### WRITTEN PROBLEM
Go through the listing and return every line with "Российская" in it.

Dataset records:
- - - - - - -
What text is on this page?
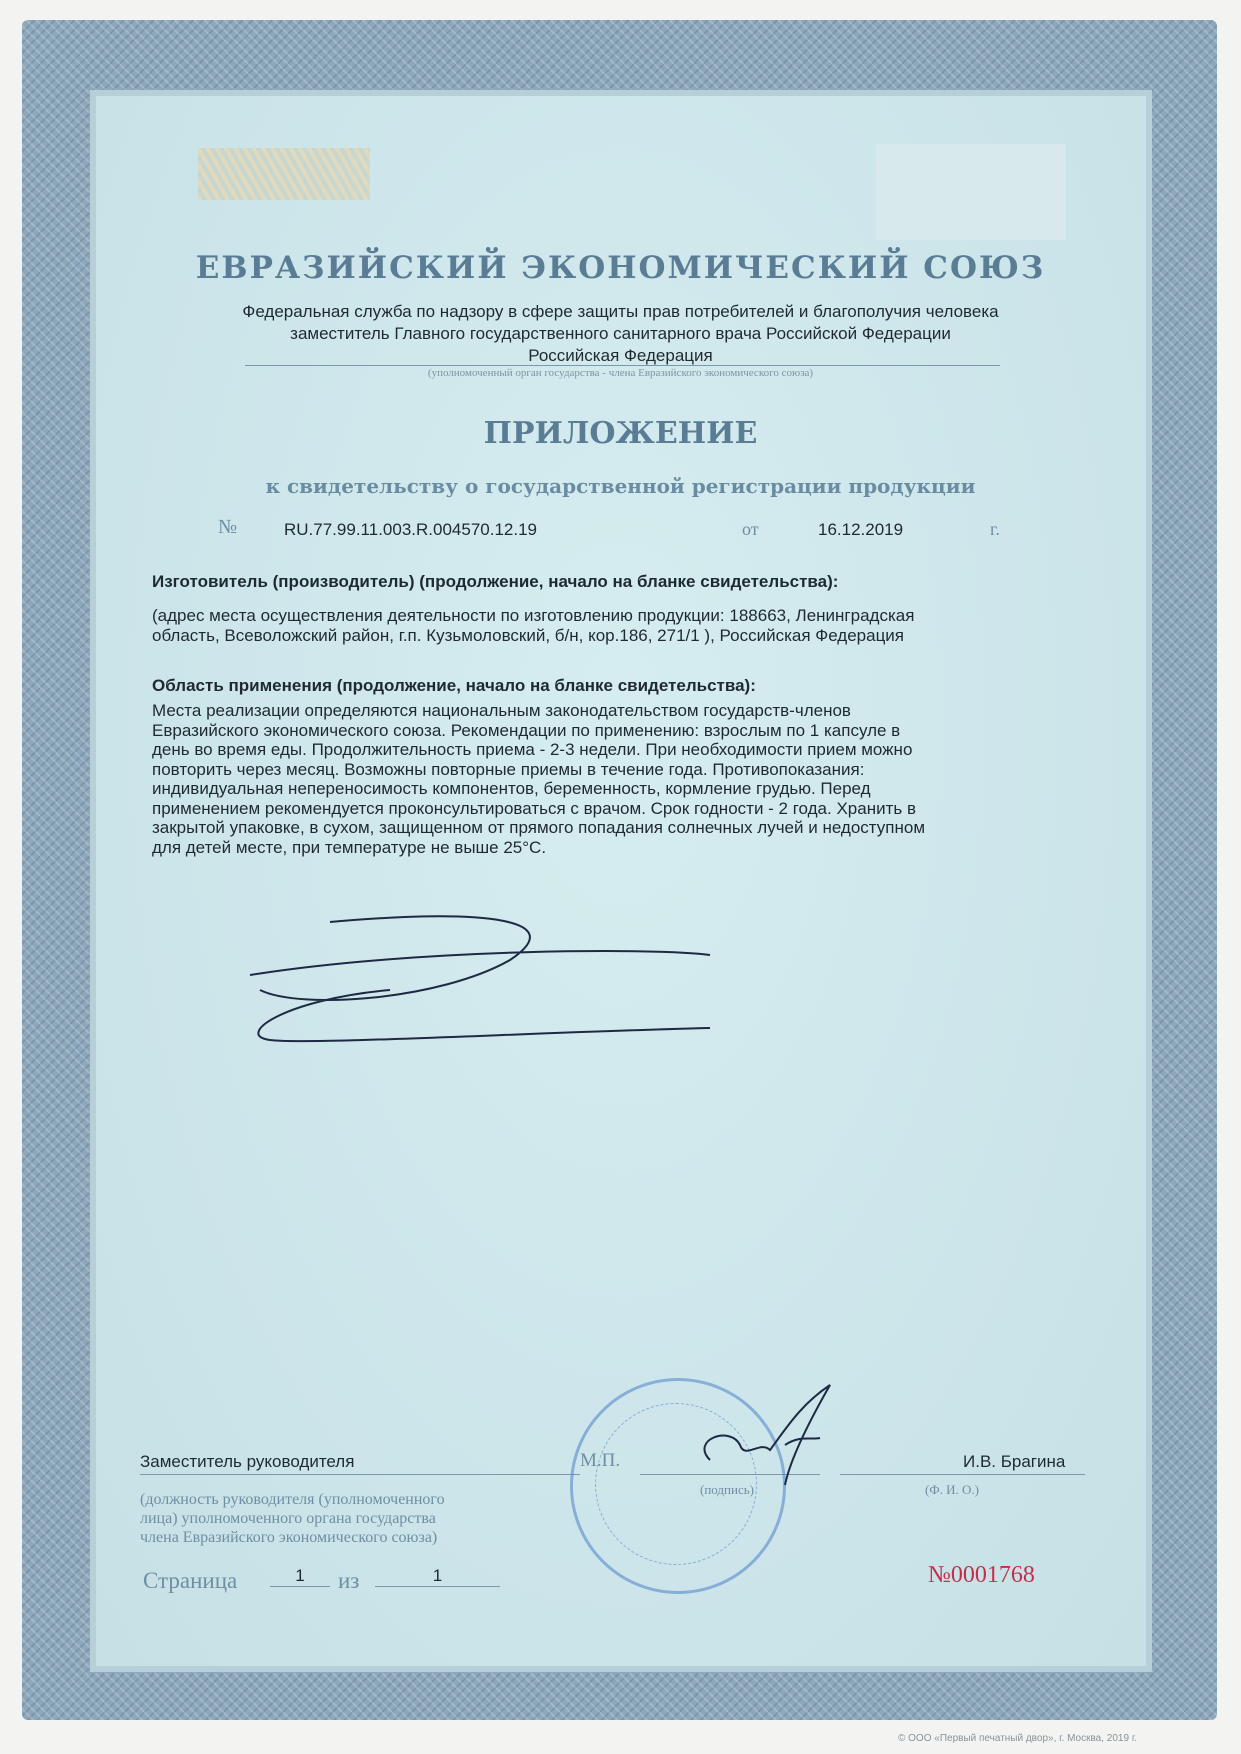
ЕВРАЗИЙСКИЙ ЭКОНОМИЧЕСКИЙ СОЮЗ
Федеральная служба по надзору в сфере защиты прав потребителей и благополучия человека
заместитель Главного государственного санитарного врача Российской Федерации
Российская Федерация
(уполномоченный орган государства - члена Евразийского экономического союза)
ПРИЛОЖЕНИЕ
к свидетельству о государственной регистрации продукции
№	RU.77.99.11.003.R.004570.12.19	от	16.12.2019	г.
Изготовитель (производитель) (продолжение, начало на бланке свидетельства):
(адрес места осуществления деятельности по изготовлению продукции: 188663, Ленинградская
область, Всеволожский район, г.п. Кузьмоловский, б/н, кор.186, 271/1 ), Российская Федерация
Область применения (продолжение, начало на бланке свидетельства):
Места реализации определяются национальным законодательством государств-членов
Евразийского экономического союза. Рекомендации по применению: взрослым по 1 капсуле в
день во время еды. Продолжительность приема - 2-3 недели. При необходимости прием можно
повторить через месяц. Возможны повторные приемы в течение года. Противопоказания:
индивидуальная непереносимость компонентов, беременность, кормление грудью. Перед
применением рекомендуется проконсультироваться с врачом. Срок годности - 2 года. Хранить в
закрытой упаковке, в сухом, защищенном от прямого попадания солнечных лучей и недоступном
для детей месте, при температуре не выше 25°C.
Заместитель руководителя	М.П.
(подпись)
И.В. Брагина
(Ф. И. О.)
(должность руководителя (уполномоченного
лица) уполномоченного органа государства
члена Евразийского экономического союза)
Страница	1	из	1	№0001768
© ООО «Первый печатный двор», г. Москва, 2019 г.
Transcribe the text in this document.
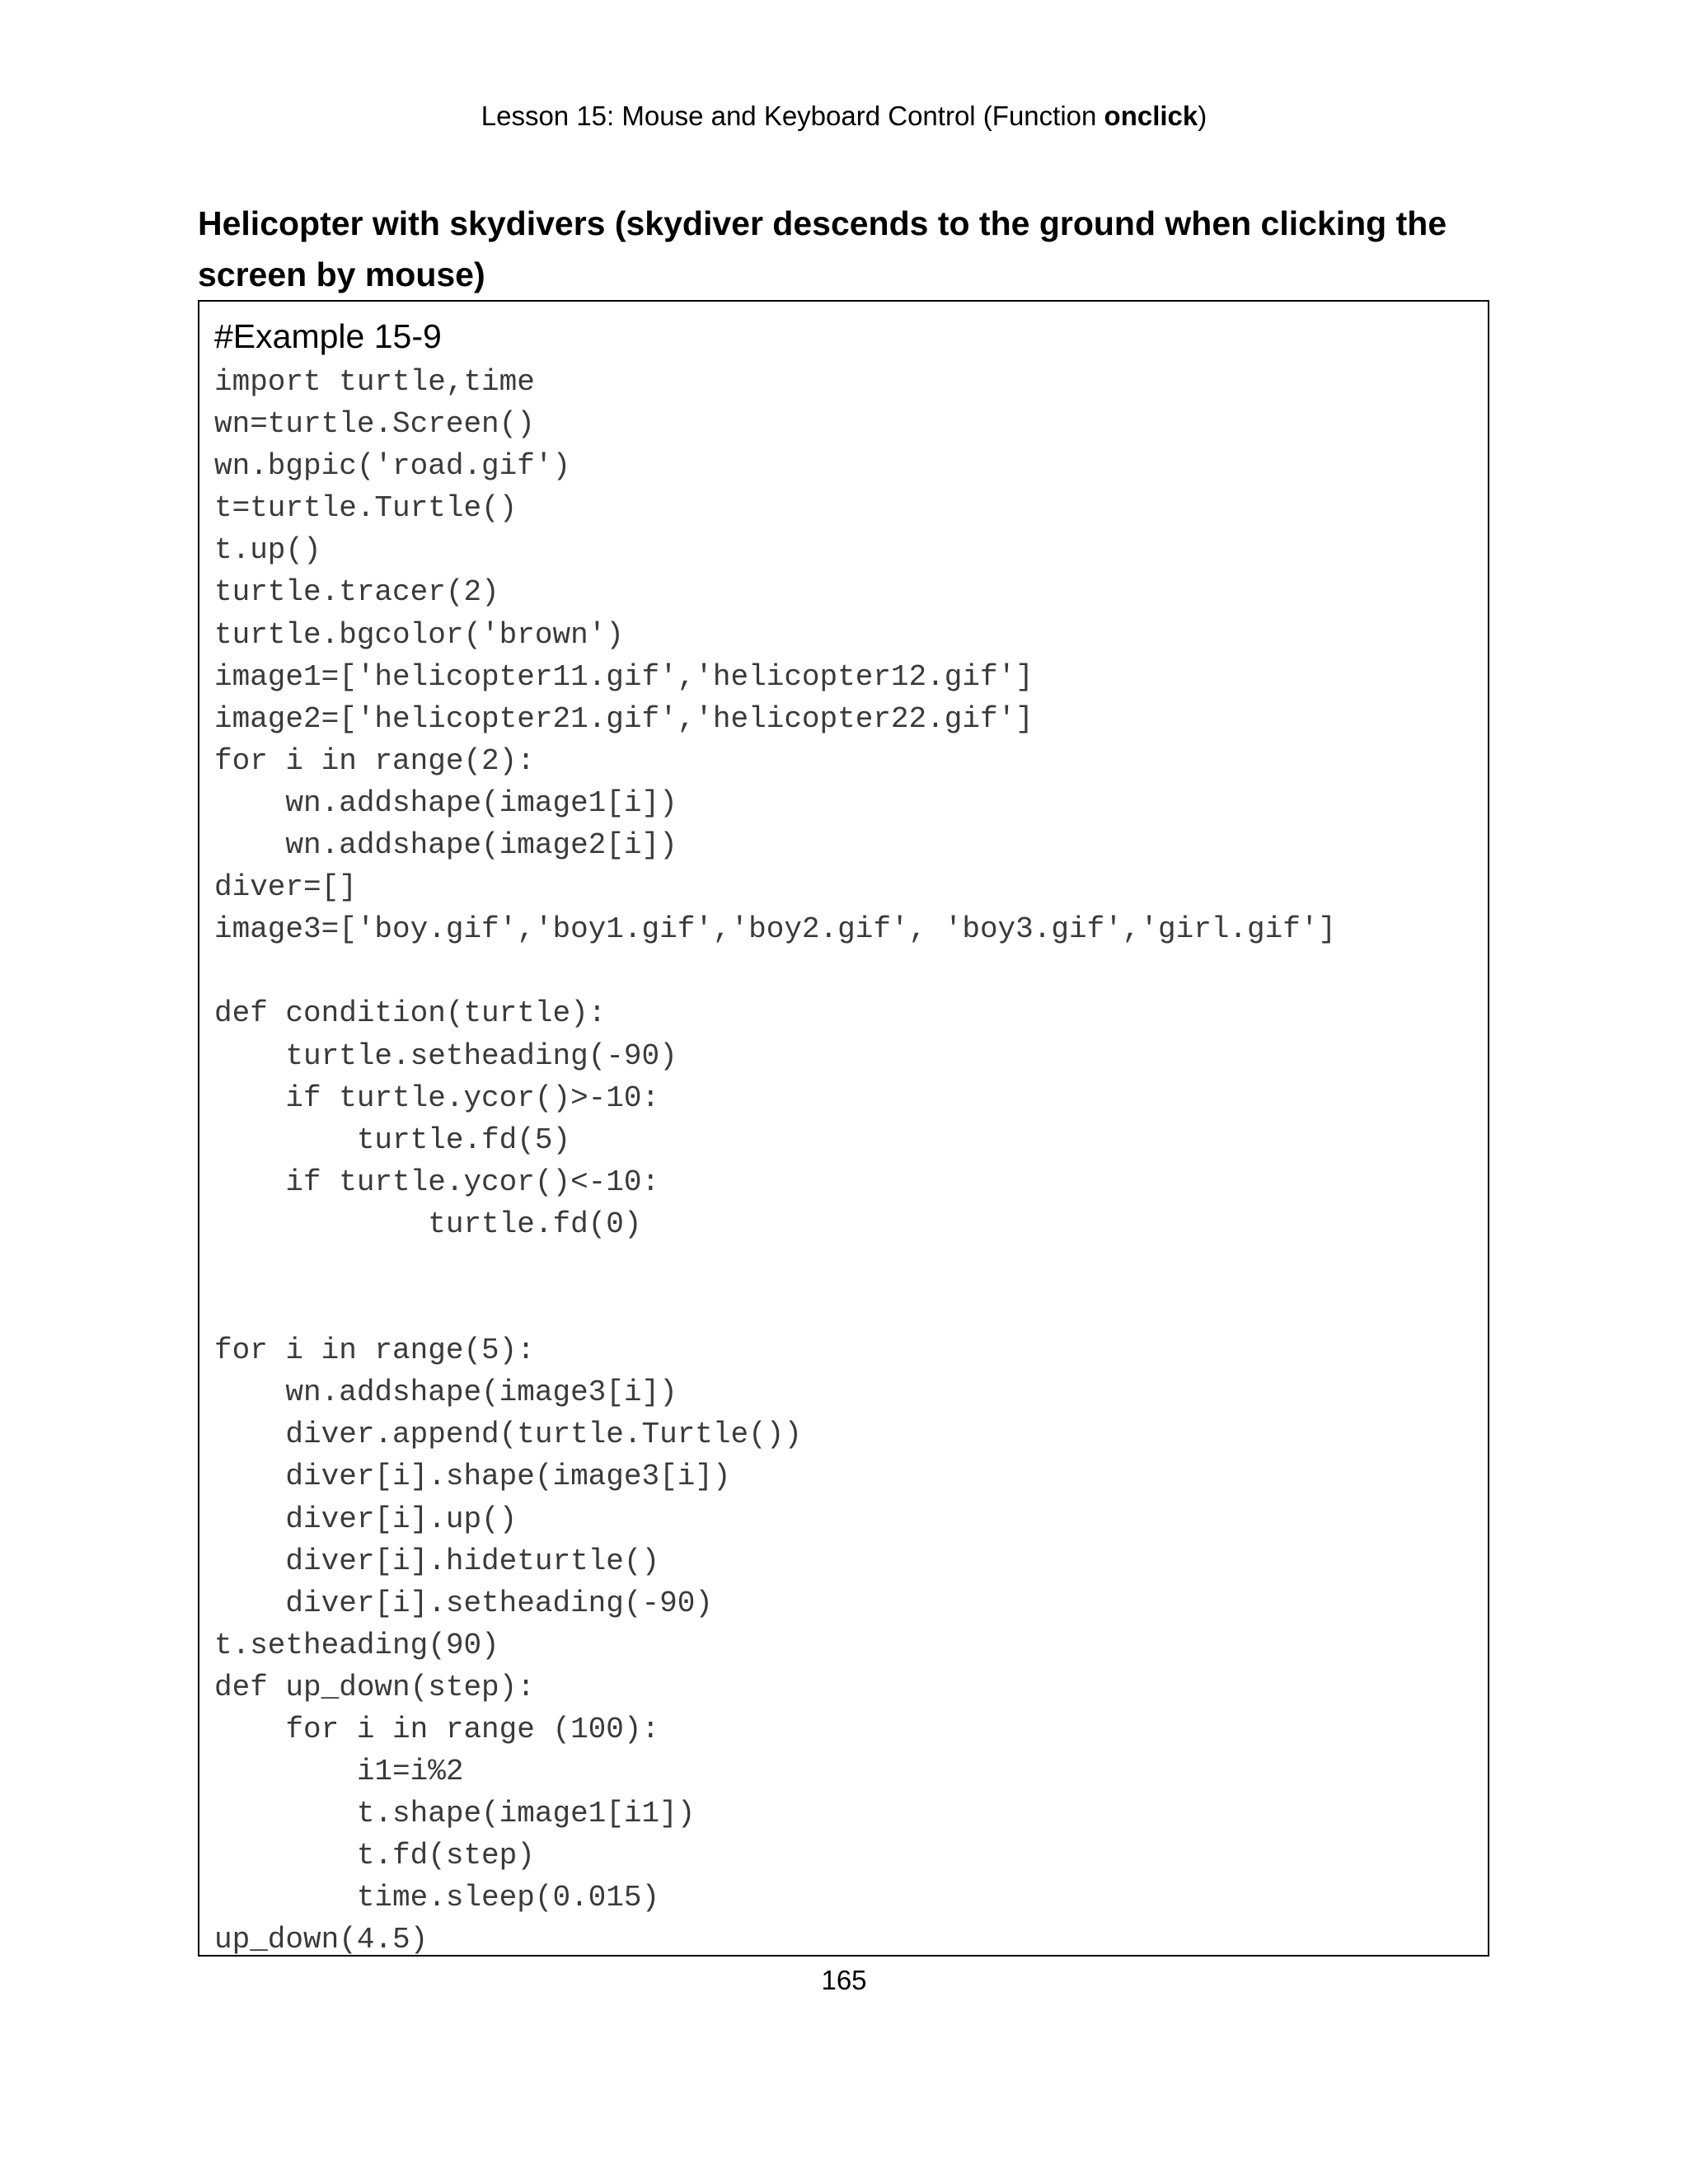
Lesson 15: Mouse and Keyboard Control (Function onclick)
Helicopter with skydivers (skydiver descends to the ground when clicking the screen by mouse)
#Example 15-9
import turtle,time
wn=turtle.Screen()
wn.bgpic('road.gif')
t=turtle.Turtle()
t.up()
turtle.tracer(2)
turtle.bgcolor('brown')
image1=['helicopter11.gif','helicopter12.gif']
image2=['helicopter21.gif','helicopter22.gif']
for i in range(2):
wn.addshape(image1[i])
wn.addshape(image2[i])
diver=[]
image3=['boy.gif','boy1.gif','boy2.gif', 'boy3.gif','girl.gif']
def condition(turtle):
turtle.setheading(-90)
if turtle.ycor()>-10:
turtle.fd(5)
if turtle.ycor()<-10:
turtle.fd(0)
for i in range(5):
wn.addshape(image3[i])
diver.append(turtle.Turtle())
diver[i].shape(image3[i])
diver[i].up()
diver[i].hideturtle()
diver[i].setheading(-90)
t.setheading(90)
def up_down(step):
for i in range (100):
i1=i%2
t.shape(image1[i1])
t.fd(step)
time.sleep(0.015)
up_down(4.5)
165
- - - - - - -
### OUTPUT FOR THIS EXERCISE
Российская Федерация
область, Всеволожский район, г.п. Кузьмоловский, б/н, кор.186, 271/1 ), Российская Федерация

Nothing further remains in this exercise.